** Begin **

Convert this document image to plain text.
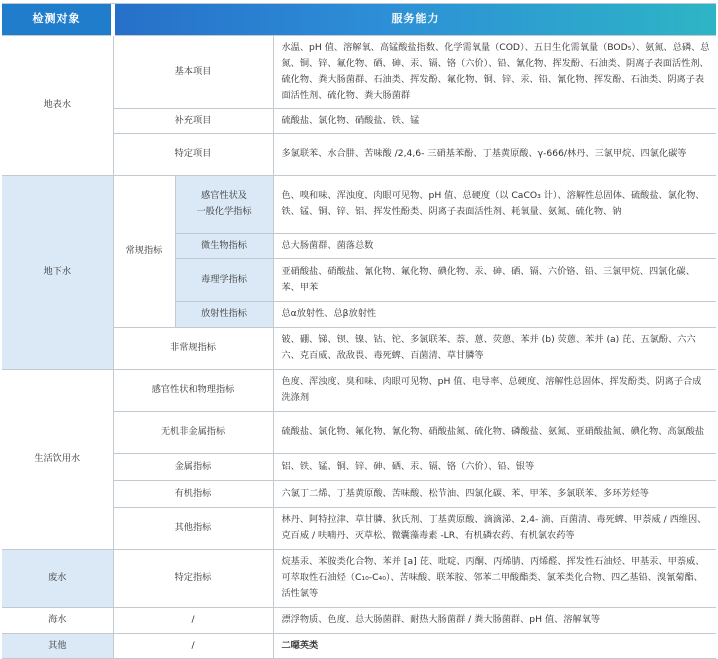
检测对象	服务能力		
地表水	基本项目		水温、pH 值、溶解氧、高锰酸盐指数、化学需氧量（COD）、五日生化需氧量（BOD₅）、氨氮、总磷、总氮、铜、锌、氟化物、硒、砷、汞、镉、铬（六价）、铅、氰化物、挥发酚、石油类、阴离子表面活性剂、硫化物、粪大肠菌群、石油类、挥发酚、氟化物、铜、锌、汞、铅、氰化物、挥发酚、石油类、阴离子表面活性剂、硫化物、粪大肠菌群
	补充项目		硫酸盐、氯化物、硝酸盐、铁、锰
	特定项目		多氯联苯、水合肼、苦味酸 /2,4,6- 三硝基苯酚、丁基黄原酸、γ-666/林丹、三氯甲烷、四氯化碳等
地下水	常规指标	感官性状及
一般化学指标	色、嗅和味、浑浊度、肉眼可见物、pH 值、总硬度（以 CaCO₃ 计）、溶解性总固体、硫酸盐、氯化物、铁、锰、铜、锌、铝、挥发性酚类、阴离子表面活性剂、耗氧量、氨氮、硫化物、钠
		微生物指标	总大肠菌群、菌落总数
		毒理学指标	亚硝酸盐、硝酸盐、氰化物、氟化物、碘化物、汞、砷、硒、镉、六价铬、铅、三氯甲烷、四氯化碳、苯、甲苯
		放射性指标	总α放射性、总β放射性
	非常规指标		铍、硼、锑、钡、镍、钴、铊、多氯联苯、萘、蒽、荧蒽、苯并 (b) 荧蒽、苯并 (a) 芘、五氯酚、六六六、克百威、敌敌畏、毒死蜱、百菌清、草甘膦等
生活饮用水	感官性状和物理指标		色度、浑浊度、臭和味、肉眼可见物、pH 值、电导率、总硬度、溶解性总固体、挥发酚类、阴离子合成洗涤剂
	无机非金属指标		硫酸盐、氯化物、氟化物、氰化物、硝酸盐氮、硫化物、磷酸盐、氨氮、亚硝酸盐氮、碘化物、高氯酸盐
	金属指标		铝、铁、锰、铜、锌、砷、硒、汞、镉、铬（六价）、铅、银等
	有机指标		六氯丁二烯、丁基黄原酸、苦味酸、松节油、四氯化碳、苯、甲苯、多氯联苯、多环芳烃等
	其他指标		林丹、阿特拉津、草甘膦、狄氏剂、丁基黄原酸、滴滴涕、2,4- 滴、百菌清、毒死蜱、甲萘威 / 西维因、克百威 / 呋喃丹、灭草松、微囊藻毒素 -LR、有机磷农药、有机氯农药等
废水	特定指标		烷基汞、苯胺类化合物、苯并 [a] 芘、吡啶、丙酮、丙烯腈、丙烯醛、挥发性石油烃、甲基汞、甲萘威、可萃取性石油烃（C₁₀-C₄₀）、苦味酸、联苯胺、邻苯二甲酸酯类、氯苯类化合物、四乙基铅、溴氰菊酯、活性氯等
海水	/		漂浮物质、色度、总大肠菌群、耐热大肠菌群 / 粪大肠菌群、pH 值、溶解氧等
其他	/		二噁英类
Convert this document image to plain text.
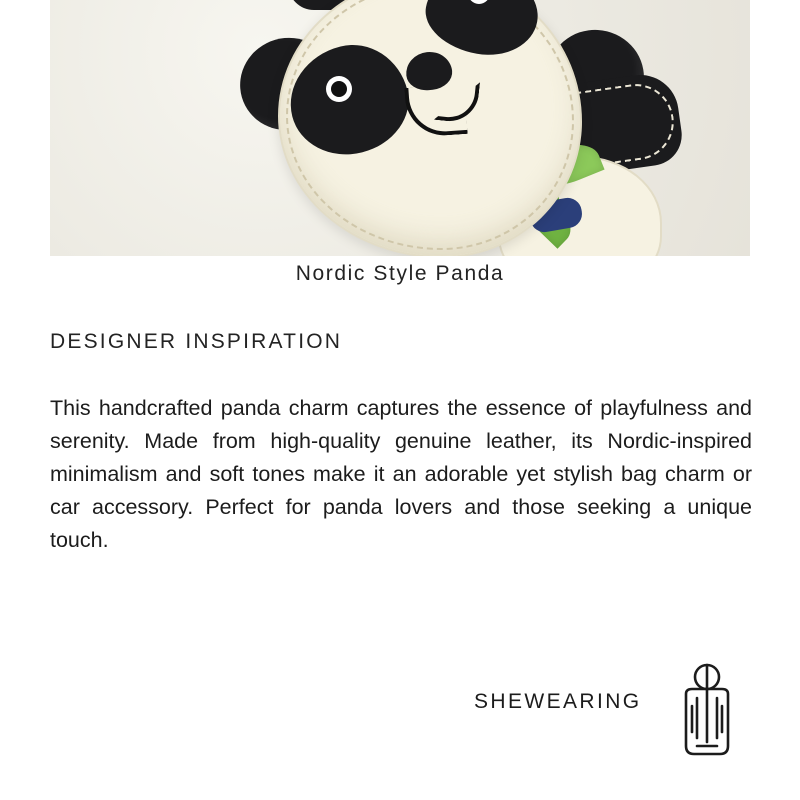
Nordic Style Panda
DESIGNER INSPIRATION

This handcrafted panda charm captures the essence of playfulness and serenity. Made from high-quality genuine leather, its Nordic-inspired minimalism and soft tones make it an adorable yet stylish bag charm or car accessory. Perfect for panda lovers and those seeking a unique touch.

SHEWEARING
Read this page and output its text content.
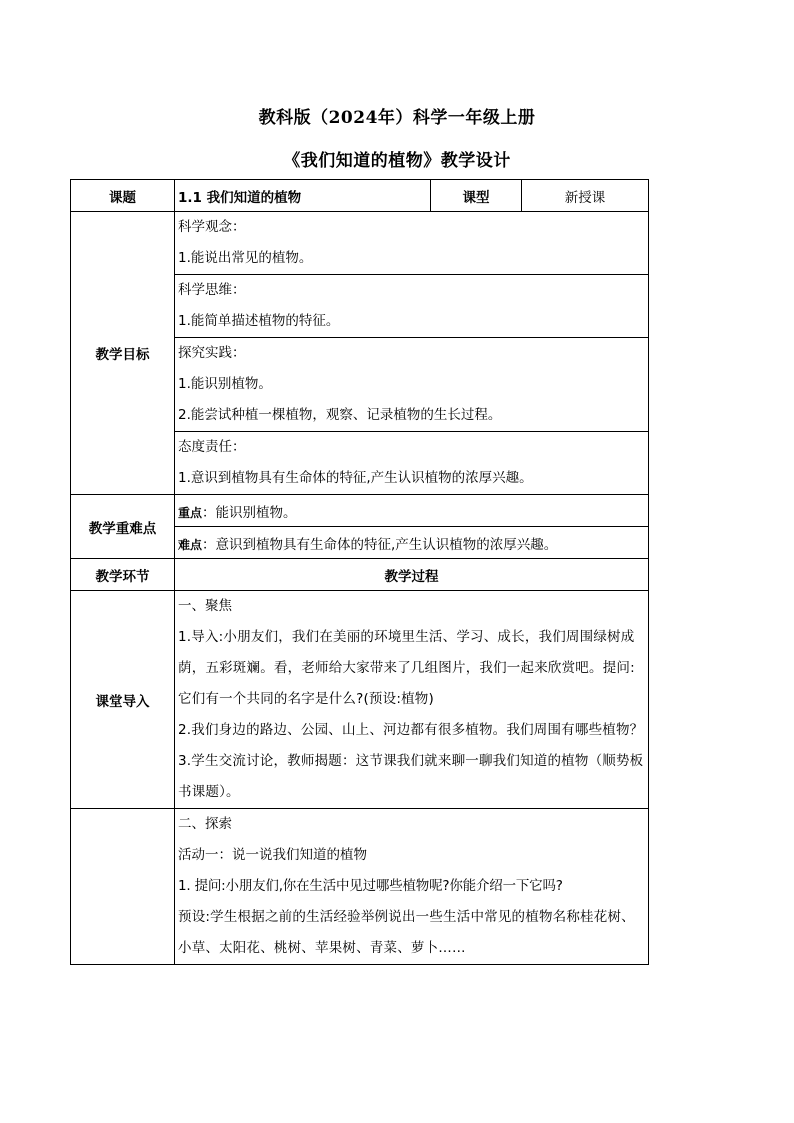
教科版（2024年）科学一年级上册
《我们知道的植物》教学设计
课题	1.1 我们知道的植物	课型	新授课
教学目标	科学观念：
1.能说出常见的植物。		

	科学思维：
1.能简单描述植物的特征。		

	探究实践：
1.能识别植物。
2.能尝试种植一棵植物，观察、记录植物的生长过程。		

	态度责任：
1.意识到植物具有生命体的特征,产生认识植物的浓厚兴趣。		

教学重难点	重点：能识别植物。		
	难点：意识到植物具有生命体的特征,产生认识植物的浓厚兴趣。		
教学环节	教学过程		
课堂导入	一、聚焦
1.导入:小朋友们，我们在美丽的环境里生活、学习、成长，我们周围绿树成荫，五彩斑斓。看，老师给大家带来了几组图片，我们一起来欣赏吧。提问:它们有一个共同的名字是什么?(预设:植物)
2.我们身边的路边、公园、山上、河边都有很多植物。我们周围有哪些植物？
3.学生交流讨论，教师揭题：这节课我们就来聊一聊我们知道的植物（顺势板书课题）。		

	二、探索
活动一：说一说我们知道的植物
1. 提问:小朋友们,你在生活中见过哪些植物呢?你能介绍一下它吗?
预设:学生根据之前的生活经验举例说出一些生活中常见的植物名称桂花树、小草、太阳花、桃树、苹果树、青菜、萝卜……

** End **

Goal of the exercise: Track down every line of the material containing the string "粪大肠菌群", and copy it.

Result for this task:
地表水	基本项目		水温、pH 值、溶解氧、高锰酸盐指数、化学需氧量（COD）、五日生化需氧量（BOD₅）、氨氮、总磷、总氮、铜、锌、氟化物、硒、砷、汞、镉、铬（六价）、铅、氰化物、挥发酚、石油类、阴离子表面活性剂、硫化物、粪大肠菌群、石油类、挥发酚、氟化物、铜、锌、汞、铅、氰化物、挥发酚、石油类、阴离子表面活性剂、硫化物、粪大肠菌群
海水	/		漂浮物质、色度、总大肠菌群、耐热大肠菌群 / 粪大肠菌群、pH 值、溶解氧等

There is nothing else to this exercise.